## Set task
Every line holding the word "this" counts once. Give the total, nothing more.

# Start of Input rows

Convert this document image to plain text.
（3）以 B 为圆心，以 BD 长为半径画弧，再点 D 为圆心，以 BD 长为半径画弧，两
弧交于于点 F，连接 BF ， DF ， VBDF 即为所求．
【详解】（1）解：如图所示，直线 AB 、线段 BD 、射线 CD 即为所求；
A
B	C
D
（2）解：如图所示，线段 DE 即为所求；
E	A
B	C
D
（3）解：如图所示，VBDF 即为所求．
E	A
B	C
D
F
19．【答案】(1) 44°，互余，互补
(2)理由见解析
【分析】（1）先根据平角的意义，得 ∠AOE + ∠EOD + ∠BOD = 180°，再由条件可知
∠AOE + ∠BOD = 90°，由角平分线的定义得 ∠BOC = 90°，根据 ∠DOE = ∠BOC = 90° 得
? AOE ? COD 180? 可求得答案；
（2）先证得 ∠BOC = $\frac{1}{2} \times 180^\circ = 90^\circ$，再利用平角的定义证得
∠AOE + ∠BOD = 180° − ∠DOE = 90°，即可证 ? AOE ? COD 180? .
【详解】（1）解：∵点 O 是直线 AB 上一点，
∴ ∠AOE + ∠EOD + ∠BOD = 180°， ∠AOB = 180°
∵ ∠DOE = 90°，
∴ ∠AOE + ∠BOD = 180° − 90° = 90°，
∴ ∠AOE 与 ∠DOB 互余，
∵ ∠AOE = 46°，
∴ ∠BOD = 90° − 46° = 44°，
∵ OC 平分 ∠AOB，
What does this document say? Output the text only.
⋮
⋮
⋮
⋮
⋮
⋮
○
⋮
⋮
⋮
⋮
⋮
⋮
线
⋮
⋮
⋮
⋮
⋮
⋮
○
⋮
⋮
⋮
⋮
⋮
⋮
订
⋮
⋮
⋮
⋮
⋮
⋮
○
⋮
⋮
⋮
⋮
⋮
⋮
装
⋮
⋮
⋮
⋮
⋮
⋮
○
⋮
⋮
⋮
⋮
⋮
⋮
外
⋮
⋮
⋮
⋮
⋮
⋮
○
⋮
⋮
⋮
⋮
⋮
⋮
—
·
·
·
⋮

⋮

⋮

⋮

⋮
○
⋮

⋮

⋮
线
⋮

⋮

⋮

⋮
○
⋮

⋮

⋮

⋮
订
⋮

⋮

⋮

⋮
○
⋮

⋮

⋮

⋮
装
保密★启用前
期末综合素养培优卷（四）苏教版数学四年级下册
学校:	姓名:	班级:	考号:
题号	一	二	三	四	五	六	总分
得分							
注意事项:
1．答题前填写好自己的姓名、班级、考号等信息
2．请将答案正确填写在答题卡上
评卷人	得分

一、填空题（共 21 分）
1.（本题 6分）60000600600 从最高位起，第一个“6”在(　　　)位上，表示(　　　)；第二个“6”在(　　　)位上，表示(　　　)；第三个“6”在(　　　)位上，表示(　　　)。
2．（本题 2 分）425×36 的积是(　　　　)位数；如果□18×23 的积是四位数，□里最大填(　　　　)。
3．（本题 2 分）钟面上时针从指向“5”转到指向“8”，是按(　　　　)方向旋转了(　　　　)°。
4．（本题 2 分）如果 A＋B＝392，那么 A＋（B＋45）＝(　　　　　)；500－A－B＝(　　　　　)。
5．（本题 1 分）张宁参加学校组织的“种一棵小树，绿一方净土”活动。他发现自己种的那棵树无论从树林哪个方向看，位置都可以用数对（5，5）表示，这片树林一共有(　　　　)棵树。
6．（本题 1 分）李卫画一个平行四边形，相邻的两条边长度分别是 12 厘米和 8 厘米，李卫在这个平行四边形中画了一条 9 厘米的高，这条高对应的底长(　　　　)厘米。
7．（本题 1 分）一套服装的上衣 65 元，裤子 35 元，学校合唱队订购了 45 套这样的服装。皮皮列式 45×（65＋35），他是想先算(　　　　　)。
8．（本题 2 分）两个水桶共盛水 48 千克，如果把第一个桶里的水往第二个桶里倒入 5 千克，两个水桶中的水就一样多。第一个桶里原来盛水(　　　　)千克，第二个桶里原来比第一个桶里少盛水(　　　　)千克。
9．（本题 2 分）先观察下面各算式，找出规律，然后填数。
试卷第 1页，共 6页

# End of Input rows

## Reply to the task
2